• **WHAT THE TASK REQUIRES**:
Go through the material below, find each line with the word "tentamen", and copy those lines.

• **WORKING DATA**:

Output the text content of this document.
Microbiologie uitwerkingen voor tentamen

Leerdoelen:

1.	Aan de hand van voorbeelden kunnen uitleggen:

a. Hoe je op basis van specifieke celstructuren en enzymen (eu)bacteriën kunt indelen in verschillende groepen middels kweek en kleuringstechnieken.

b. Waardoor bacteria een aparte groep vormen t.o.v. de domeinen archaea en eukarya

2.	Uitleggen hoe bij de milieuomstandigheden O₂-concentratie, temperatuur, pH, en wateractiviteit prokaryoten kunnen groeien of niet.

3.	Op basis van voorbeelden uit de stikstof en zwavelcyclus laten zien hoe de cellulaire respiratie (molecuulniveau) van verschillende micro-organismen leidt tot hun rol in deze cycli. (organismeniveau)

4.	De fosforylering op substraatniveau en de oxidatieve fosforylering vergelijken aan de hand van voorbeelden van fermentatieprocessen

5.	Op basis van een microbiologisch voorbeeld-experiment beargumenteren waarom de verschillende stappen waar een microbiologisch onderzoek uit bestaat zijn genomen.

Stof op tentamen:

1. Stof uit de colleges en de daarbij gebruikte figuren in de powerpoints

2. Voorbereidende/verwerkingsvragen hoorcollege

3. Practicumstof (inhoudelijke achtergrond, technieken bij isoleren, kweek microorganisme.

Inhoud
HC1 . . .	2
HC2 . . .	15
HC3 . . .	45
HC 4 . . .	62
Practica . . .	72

• **EXERCISE RESULT**:
Microbiologie uitwerkingen voor tentamen
Stof op tentamen:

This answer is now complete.